*Task objective*:
Word for word, transcribe the lines below and drop the pictures.

(Dataset records)
◆ ◆ ◆ ◆

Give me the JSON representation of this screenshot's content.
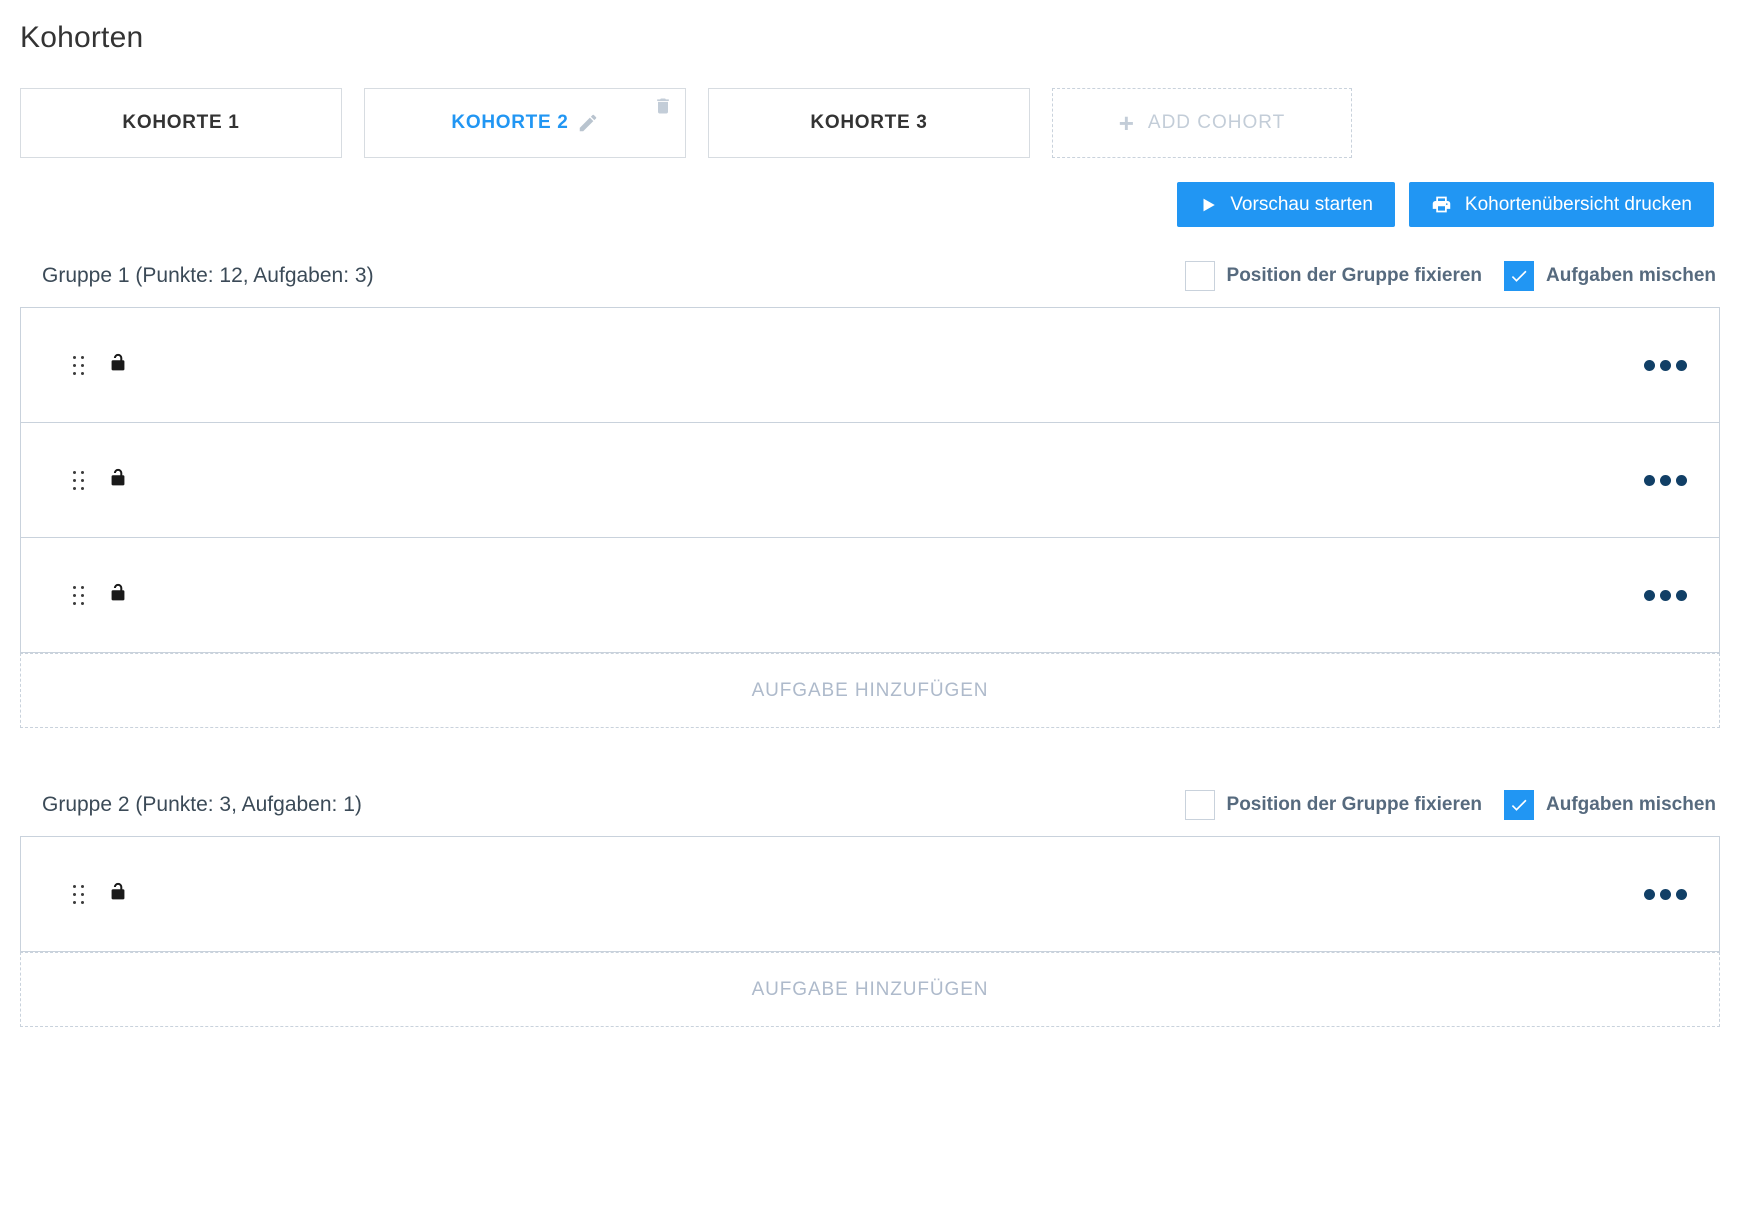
{
  "page": {
    "title": "Kohorten"
  },
  "cohorts": {
    "tabs": [
      {
        "label": "KOHORTE 1",
        "active": false,
        "editable": false,
        "deletable": false
      },
      {
        "label": "KOHORTE 2",
        "active": true,
        "editable": true,
        "deletable": true
      },
      {
        "label": "KOHORTE 3",
        "active": false,
        "editable": false,
        "deletable": false
      }
    ],
    "add_label": "ADD COHORT",
    "add_icon": "plus-icon",
    "edit_icon": "pencil-icon",
    "delete_icon": "trash-icon"
  },
  "actions": {
    "preview": {
      "label": "Vorschau starten",
      "icon": "play-icon"
    },
    "print": {
      "label": "Kohortenübersicht drucken",
      "icon": "printer-icon"
    }
  },
  "groups": [
    {
      "title": "Gruppe 1 (Punkte: 12, Aufgaben: 3)",
      "fix_position": {
        "label": "Position der Gruppe fixieren",
        "checked": false
      },
      "shuffle_tasks": {
        "label": "Aufgaben mischen",
        "checked": true
      },
      "tasks": [
        {
          "drag_icon": "drag-handle-icon",
          "lock_icon": "unlock-icon",
          "menu_icon": "kebab-menu-icon",
          "text": ""
        },
        {
          "drag_icon": "drag-handle-icon",
          "lock_icon": "unlock-icon",
          "menu_icon": "kebab-menu-icon",
          "text": ""
        },
        {
          "drag_icon": "drag-handle-icon",
          "lock_icon": "unlock-icon",
          "menu_icon": "kebab-menu-icon",
          "text": ""
        }
      ],
      "add_task_label": "AUFGABE HINZUFÜGEN"
    },
    {
      "title": "Gruppe 2 (Punkte: 3, Aufgaben: 1)",
      "fix_position": {
        "label": "Position der Gruppe fixieren",
        "checked": false
      },
      "shuffle_tasks": {
        "label": "Aufgaben mischen",
        "checked": true
      },
      "tasks": [
        {
          "drag_icon": "drag-handle-icon",
          "lock_icon": "unlock-icon",
          "menu_icon": "kebab-menu-icon",
          "text": ""
        }
      ],
      "add_task_label": "AUFGABE HINZUFÜGEN"
    }
  ],
  "colors": {
    "accent": "#2196f3",
    "border": "#c9d2dc",
    "muted_text": "#aebacb",
    "label_text": "#566a7e",
    "kebab": "#113f66"
  }
}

◆ ◆ ◆ ◆

*Written reply*:
Give me the JSON representation of this screenshot's content.
{
  "page": {
    "title": "Kohorten"
  },
  "cohorts": {
    "tabs": [
      {
        "label": "KOHORTE 1",
        "active": false,
        "editable": false,
        "deletable": false
      },
      {
        "label": "KOHORTE 2",
        "active": true,
        "editable": true,
        "deletable": true
      },
      {
        "label": "KOHORTE 3",
        "active": false,
        "editable": false,
        "deletable": false
      }
    ],
    "add_label": "ADD COHORT",
    "add_icon": "plus-icon",
    "edit_icon": "pencil-icon",
    "delete_icon": "trash-icon"
  },
  "actions": {
    "preview": {
      "label": "Vorschau starten",
      "icon": "play-icon"
    },
    "print": {
      "label": "Kohortenübersicht drucken",
      "icon": "printer-icon"
    }
  },
  "groups": [
    {
      "title": "Gruppe 1 (Punkte: 12, Aufgaben: 3)",
      "fix_position": {
        "label": "Position der Gruppe fixieren",
        "checked": false
      },
      "shuffle_tasks": {
        "label": "Aufgaben mischen",
        "checked": true
      },
      "tasks": [
        {
          "drag_icon": "drag-handle-icon",
          "lock_icon": "unlock-icon",
          "menu_icon": "kebab-menu-icon",
          "text": ""
        },
        {
          "drag_icon": "drag-handle-icon",
          "lock_icon": "unlock-icon",
          "menu_icon": "kebab-menu-icon",
          "text": ""
        },
        {
          "drag_icon": "drag-handle-icon",
          "lock_icon": "unlock-icon",
          "menu_icon": "kebab-menu-icon",
          "text": ""
        }
      ],
      "add_task_label": "AUFGABE HINZUFÜGEN"
    },
    {
      "title": "Gruppe 2 (Punkte: 3, Aufgaben: 1)",
      "fix_position": {
        "label": "Position der Gruppe fixieren",
        "checked": false
      },
      "shuffle_tasks": {
        "label": "Aufgaben mischen",
        "checked": true
      },
      "tasks": [
        {
          "drag_icon": "drag-handle-icon",
          "lock_icon": "unlock-icon",
          "menu_icon": "kebab-menu-icon",
          "text": ""
        }
      ],
      "add_task_label": "AUFGABE HINZUFÜGEN"
    }
  ],
  "colors": {
    "accent": "#2196f3",
    "border": "#c9d2dc",
    "muted_text": "#aebacb",
    "label_text": "#566a7e",
    "kebab": "#113f66"
  }
}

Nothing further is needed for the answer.